# TASK
Can you arrange the items as a numbered list with blank lines omitted, beginning at the line containing "text-line: شنیده بود" and ending after the line containing "text-line: – بس"?

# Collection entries
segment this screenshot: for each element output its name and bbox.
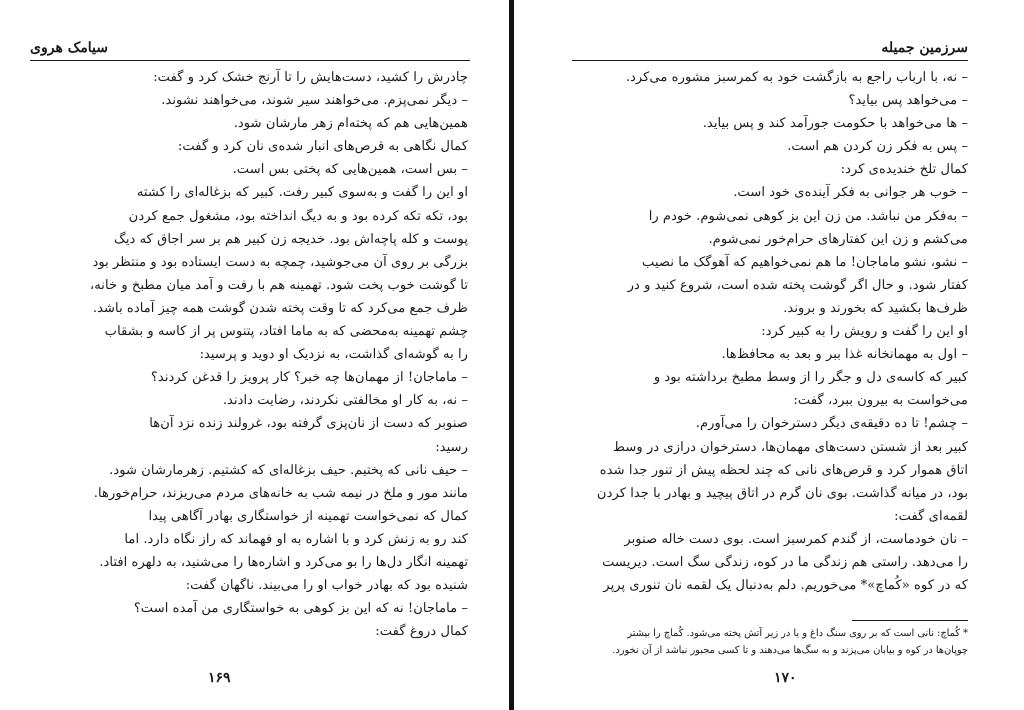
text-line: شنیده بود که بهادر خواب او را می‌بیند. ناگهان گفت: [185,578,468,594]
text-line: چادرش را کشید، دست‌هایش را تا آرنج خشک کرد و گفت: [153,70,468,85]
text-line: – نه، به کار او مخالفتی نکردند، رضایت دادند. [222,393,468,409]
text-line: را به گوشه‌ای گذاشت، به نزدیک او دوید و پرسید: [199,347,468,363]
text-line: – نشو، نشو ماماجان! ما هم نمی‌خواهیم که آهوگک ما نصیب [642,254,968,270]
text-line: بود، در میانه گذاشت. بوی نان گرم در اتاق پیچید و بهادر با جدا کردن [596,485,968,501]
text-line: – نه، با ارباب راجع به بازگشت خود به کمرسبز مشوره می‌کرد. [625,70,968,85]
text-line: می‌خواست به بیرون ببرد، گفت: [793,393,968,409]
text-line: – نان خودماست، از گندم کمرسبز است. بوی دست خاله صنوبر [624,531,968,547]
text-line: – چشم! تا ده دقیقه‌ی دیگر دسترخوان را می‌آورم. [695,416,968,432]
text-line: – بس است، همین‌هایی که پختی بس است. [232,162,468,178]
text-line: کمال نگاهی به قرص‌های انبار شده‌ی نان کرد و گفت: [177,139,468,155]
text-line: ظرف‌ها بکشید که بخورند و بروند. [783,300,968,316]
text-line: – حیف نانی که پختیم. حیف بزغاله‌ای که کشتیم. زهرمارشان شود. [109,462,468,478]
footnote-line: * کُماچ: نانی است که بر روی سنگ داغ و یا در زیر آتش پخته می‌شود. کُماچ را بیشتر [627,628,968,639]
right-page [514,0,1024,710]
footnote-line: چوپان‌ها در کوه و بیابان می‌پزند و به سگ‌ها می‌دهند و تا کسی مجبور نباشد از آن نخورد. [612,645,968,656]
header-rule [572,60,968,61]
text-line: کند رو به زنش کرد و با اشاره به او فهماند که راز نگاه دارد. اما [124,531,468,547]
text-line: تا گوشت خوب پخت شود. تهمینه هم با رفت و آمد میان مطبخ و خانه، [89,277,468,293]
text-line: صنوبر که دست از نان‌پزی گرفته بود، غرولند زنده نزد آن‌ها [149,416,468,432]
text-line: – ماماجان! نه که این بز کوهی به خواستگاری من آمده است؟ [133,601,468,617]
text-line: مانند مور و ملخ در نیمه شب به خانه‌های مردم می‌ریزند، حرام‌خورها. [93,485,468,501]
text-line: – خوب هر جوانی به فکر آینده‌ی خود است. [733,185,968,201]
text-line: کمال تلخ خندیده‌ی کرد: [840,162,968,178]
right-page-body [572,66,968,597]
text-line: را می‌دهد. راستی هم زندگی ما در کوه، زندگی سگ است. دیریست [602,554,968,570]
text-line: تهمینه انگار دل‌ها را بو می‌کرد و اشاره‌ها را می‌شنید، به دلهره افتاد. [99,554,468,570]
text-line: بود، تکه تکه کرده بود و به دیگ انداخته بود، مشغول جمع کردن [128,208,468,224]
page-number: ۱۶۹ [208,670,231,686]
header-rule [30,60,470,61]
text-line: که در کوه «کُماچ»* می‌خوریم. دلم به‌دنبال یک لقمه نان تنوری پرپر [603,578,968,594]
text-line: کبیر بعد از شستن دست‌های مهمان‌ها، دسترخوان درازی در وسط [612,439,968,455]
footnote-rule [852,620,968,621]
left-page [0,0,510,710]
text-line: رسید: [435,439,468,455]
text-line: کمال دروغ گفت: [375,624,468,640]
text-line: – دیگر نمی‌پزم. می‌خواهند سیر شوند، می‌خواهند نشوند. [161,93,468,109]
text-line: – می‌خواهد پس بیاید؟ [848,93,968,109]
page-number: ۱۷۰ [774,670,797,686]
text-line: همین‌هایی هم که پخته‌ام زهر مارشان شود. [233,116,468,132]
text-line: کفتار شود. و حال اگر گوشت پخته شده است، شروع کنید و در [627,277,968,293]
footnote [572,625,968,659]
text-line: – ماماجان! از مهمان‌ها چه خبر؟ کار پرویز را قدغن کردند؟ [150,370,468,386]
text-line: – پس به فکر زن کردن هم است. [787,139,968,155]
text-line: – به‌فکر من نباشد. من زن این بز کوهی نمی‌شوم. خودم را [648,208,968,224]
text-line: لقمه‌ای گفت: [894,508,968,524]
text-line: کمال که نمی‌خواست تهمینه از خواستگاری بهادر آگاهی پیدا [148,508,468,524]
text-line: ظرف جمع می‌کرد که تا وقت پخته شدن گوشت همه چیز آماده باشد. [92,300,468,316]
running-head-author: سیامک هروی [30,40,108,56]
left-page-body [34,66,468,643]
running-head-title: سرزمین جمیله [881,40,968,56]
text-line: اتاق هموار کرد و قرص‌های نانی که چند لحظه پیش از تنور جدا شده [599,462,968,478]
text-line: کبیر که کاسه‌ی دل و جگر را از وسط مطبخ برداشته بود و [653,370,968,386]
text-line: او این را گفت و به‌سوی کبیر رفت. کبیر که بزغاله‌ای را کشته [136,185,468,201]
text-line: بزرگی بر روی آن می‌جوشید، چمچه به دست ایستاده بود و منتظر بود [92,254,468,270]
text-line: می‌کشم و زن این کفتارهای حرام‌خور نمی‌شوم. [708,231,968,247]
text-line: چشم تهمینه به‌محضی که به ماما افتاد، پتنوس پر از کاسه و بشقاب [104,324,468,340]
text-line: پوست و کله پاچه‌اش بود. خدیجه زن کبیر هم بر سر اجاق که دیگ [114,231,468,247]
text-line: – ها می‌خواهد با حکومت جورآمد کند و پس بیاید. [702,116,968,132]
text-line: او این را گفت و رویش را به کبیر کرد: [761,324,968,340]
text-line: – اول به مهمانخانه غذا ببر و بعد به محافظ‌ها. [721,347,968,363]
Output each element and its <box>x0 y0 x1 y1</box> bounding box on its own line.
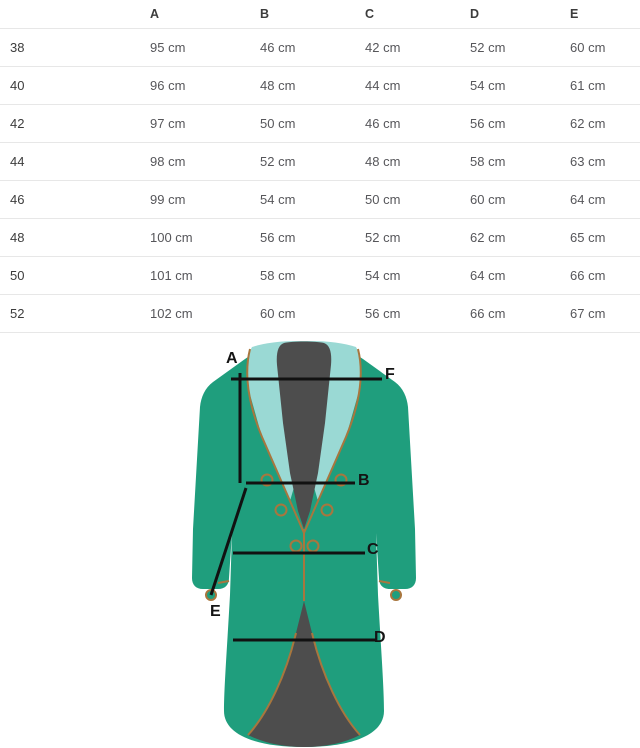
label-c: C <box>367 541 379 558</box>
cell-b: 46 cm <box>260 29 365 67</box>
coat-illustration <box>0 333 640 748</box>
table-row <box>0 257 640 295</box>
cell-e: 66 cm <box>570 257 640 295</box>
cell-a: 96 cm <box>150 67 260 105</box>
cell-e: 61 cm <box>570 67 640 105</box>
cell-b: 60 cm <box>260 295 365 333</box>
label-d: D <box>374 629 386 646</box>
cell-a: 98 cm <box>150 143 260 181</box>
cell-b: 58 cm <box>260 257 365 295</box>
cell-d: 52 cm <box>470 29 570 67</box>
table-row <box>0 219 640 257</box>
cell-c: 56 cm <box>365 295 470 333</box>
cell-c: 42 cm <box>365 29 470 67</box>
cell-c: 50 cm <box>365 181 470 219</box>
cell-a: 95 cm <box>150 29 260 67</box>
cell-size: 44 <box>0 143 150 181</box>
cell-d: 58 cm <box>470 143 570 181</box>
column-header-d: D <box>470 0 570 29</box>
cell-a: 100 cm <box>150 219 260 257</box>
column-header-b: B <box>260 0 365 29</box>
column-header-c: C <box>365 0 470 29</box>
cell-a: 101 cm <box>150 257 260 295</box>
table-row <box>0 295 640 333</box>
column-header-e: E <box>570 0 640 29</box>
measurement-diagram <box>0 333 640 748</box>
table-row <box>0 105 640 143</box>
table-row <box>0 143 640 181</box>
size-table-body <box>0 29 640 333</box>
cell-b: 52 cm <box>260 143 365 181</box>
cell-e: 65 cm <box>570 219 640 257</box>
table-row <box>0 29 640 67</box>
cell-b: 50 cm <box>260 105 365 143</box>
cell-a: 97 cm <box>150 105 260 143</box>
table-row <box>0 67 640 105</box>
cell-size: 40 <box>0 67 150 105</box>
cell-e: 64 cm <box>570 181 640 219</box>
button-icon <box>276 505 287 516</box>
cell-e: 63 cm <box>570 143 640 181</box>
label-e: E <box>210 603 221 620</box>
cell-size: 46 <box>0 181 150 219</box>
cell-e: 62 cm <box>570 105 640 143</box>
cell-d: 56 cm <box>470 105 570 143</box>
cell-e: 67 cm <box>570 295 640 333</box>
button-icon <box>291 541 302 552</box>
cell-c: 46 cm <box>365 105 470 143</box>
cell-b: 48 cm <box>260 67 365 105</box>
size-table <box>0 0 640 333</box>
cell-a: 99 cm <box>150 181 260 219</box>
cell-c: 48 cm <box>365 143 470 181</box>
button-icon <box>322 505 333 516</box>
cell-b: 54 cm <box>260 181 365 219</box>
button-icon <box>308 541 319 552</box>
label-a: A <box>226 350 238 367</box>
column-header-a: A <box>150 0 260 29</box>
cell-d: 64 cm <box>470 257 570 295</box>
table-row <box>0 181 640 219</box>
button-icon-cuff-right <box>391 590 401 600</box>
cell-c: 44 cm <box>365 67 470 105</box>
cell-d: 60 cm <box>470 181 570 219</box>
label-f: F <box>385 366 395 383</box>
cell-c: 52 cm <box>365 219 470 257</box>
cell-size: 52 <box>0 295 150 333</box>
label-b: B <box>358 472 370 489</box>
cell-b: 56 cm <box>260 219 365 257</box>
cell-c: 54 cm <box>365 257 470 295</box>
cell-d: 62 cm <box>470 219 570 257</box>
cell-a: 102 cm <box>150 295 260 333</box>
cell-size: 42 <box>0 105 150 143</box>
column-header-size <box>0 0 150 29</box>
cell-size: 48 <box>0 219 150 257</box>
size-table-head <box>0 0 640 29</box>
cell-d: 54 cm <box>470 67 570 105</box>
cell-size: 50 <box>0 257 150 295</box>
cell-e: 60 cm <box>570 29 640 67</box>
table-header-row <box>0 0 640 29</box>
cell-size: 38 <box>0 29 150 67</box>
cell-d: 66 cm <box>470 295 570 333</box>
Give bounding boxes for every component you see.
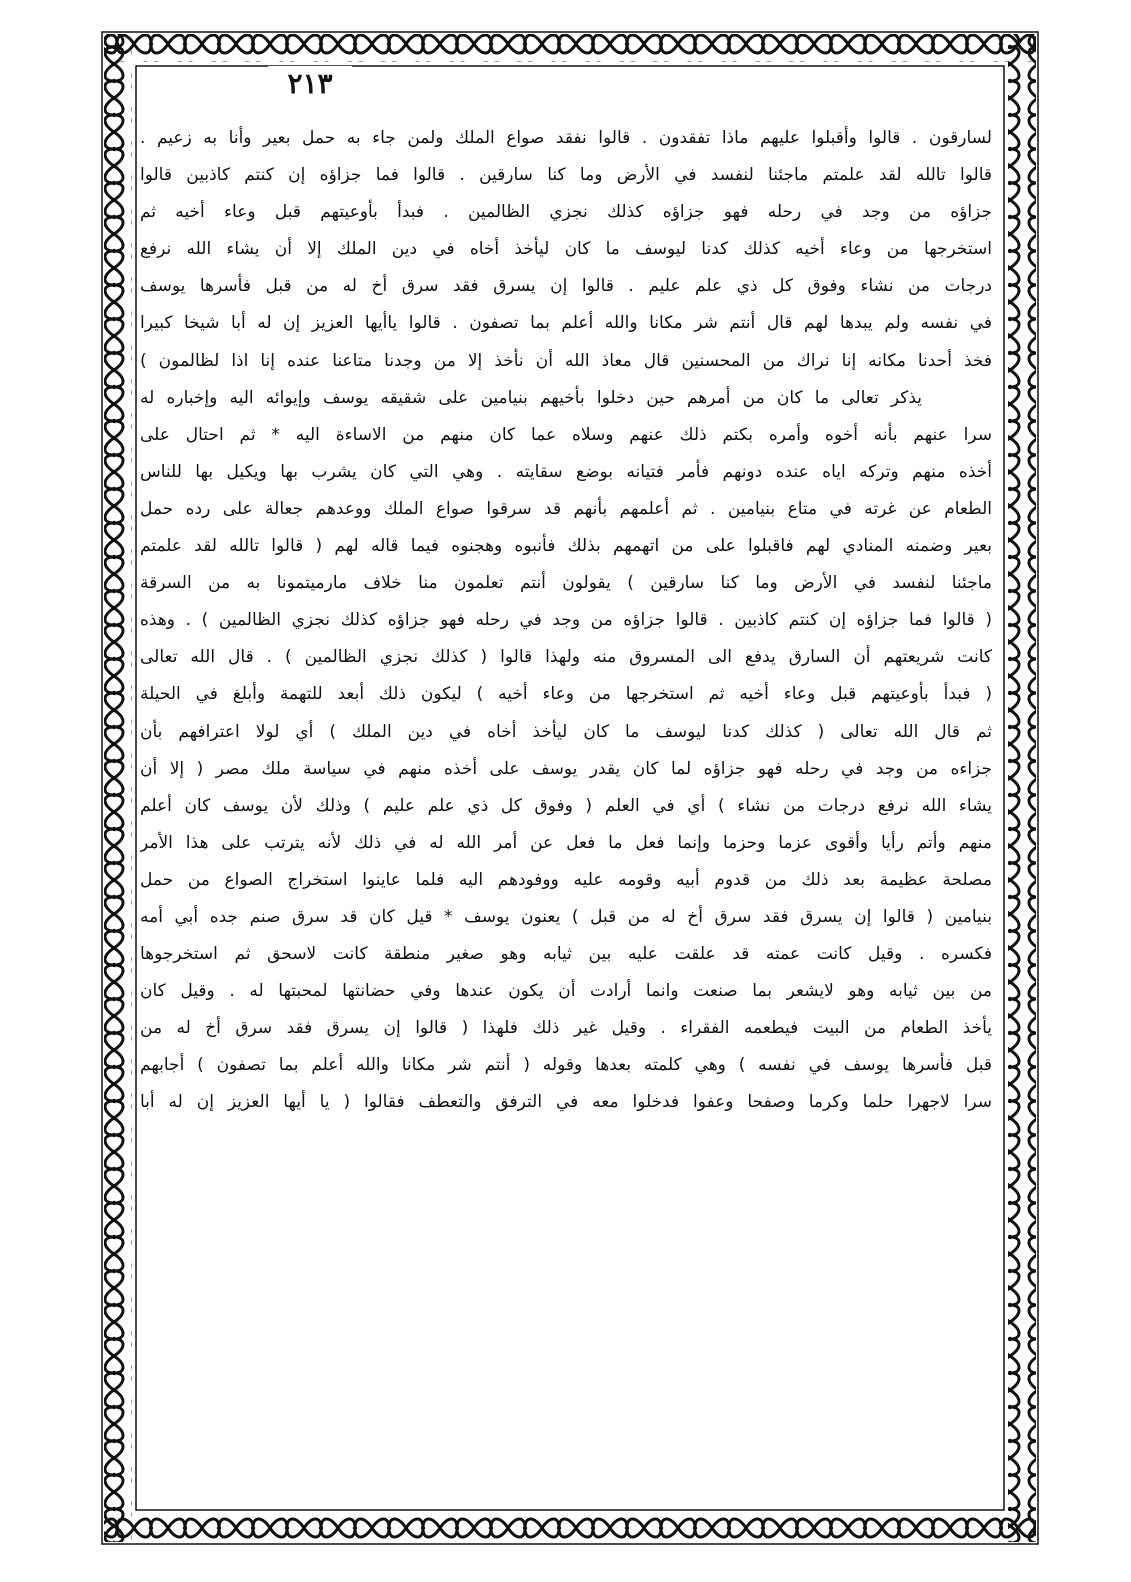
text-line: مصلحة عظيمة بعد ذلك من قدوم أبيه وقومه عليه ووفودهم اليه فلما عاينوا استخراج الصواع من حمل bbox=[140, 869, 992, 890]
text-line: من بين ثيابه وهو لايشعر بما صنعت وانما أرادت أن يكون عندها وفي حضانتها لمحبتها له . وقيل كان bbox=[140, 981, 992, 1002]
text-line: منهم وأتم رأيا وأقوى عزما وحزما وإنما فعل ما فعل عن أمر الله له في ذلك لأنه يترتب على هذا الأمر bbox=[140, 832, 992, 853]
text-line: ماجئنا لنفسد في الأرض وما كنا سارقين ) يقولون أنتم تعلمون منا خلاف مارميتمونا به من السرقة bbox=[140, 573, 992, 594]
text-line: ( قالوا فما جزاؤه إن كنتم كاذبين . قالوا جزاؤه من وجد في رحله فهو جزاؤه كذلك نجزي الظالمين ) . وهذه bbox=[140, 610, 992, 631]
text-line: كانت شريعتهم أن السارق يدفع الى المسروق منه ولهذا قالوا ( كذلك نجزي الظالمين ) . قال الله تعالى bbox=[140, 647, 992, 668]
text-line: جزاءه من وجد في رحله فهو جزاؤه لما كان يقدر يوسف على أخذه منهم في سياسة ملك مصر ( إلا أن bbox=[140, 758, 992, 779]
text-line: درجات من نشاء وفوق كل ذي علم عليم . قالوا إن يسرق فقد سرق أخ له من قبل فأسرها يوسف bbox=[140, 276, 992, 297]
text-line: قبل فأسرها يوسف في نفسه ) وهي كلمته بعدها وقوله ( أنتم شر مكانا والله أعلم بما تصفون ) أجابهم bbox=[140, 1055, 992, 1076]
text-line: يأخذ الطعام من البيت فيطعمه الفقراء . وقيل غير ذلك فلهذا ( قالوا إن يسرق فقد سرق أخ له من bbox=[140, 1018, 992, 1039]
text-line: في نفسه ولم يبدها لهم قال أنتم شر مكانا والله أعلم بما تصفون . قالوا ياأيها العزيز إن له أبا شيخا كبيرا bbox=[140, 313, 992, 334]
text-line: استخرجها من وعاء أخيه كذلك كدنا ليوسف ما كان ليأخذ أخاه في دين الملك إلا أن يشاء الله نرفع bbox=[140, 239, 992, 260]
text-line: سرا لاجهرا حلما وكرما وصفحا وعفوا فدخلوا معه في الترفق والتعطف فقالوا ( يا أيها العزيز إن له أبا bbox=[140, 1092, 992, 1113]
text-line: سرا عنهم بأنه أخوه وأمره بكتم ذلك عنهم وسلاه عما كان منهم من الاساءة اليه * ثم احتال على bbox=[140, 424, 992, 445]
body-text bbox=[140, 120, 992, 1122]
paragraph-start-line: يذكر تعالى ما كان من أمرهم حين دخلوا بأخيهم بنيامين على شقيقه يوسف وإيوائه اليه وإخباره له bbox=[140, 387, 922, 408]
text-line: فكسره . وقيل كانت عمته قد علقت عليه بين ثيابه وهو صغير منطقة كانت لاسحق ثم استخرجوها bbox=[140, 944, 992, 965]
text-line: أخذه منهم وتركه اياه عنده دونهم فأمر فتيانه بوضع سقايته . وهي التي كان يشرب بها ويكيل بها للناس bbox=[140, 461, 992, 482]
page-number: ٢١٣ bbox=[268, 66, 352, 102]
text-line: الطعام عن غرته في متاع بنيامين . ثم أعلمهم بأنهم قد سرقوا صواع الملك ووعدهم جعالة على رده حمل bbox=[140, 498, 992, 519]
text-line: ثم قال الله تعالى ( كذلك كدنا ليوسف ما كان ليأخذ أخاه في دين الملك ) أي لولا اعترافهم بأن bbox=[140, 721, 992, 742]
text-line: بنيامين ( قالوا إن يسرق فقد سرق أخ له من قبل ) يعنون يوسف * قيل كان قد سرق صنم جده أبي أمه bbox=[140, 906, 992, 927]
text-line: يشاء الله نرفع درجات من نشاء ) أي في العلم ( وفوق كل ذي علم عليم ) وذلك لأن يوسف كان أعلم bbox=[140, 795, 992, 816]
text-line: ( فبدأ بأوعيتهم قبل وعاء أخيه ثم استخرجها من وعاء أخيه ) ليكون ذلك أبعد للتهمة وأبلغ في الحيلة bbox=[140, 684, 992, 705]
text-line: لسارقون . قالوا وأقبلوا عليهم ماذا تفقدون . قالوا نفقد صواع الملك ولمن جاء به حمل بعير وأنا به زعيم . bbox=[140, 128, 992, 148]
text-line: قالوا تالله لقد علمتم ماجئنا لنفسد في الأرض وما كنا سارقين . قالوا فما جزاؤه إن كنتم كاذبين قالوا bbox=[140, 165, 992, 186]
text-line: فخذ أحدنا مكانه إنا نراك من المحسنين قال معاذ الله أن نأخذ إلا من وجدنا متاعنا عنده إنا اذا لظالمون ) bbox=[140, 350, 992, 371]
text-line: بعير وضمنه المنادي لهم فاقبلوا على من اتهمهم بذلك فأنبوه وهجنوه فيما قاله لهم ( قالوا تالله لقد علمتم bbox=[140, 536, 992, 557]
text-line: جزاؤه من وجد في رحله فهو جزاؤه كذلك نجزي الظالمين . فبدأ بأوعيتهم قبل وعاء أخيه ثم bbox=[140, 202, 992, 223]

# EXPECTED OUTPUT
1. text-line: شنیده بود که بهادر خواب او را می‌بیند. ناگهان گفت: [185,578,468,594]
2. text-line: چادرش را کشید، دست‌هایش را تا آرنج خشک کرد و گفت: [153,70,468,85]
3. text-line: – نه، به کار او مخالفتی نکردند، رضایت دادند. [222,393,468,409]
4. text-line: را به گوشه‌ای گذاشت، به نزدیک او دوید و پرسید: [199,347,468,363]
5. text-line: – نشو، نشو ماماجان! ما هم نمی‌خواهیم که آهوگک ما نصیب [642,254,968,270]
6. text-line: بود، در میانه گذاشت. بوی نان گرم در اتاق پیچید و بهادر با جدا کردن [596,485,968,501]
7. text-line: – نه، با ارباب راجع به بازگشت خود به کمرسبز مشوره می‌کرد. [625,70,968,85]
8. text-line: می‌خواست به بیرون ببرد، گفت: [793,393,968,409]
9. text-line: – نان خودماست، از گندم کمرسبز است. بوی دست خاله صنوبر [624,531,968,547]
10. text-line: – چشم! تا ده دقیقه‌ی دیگر دسترخوان را می‌آورم. [695,416,968,432]
11. text-line: – بس است، همین‌هایی که پختی بس است. [232,162,468,178]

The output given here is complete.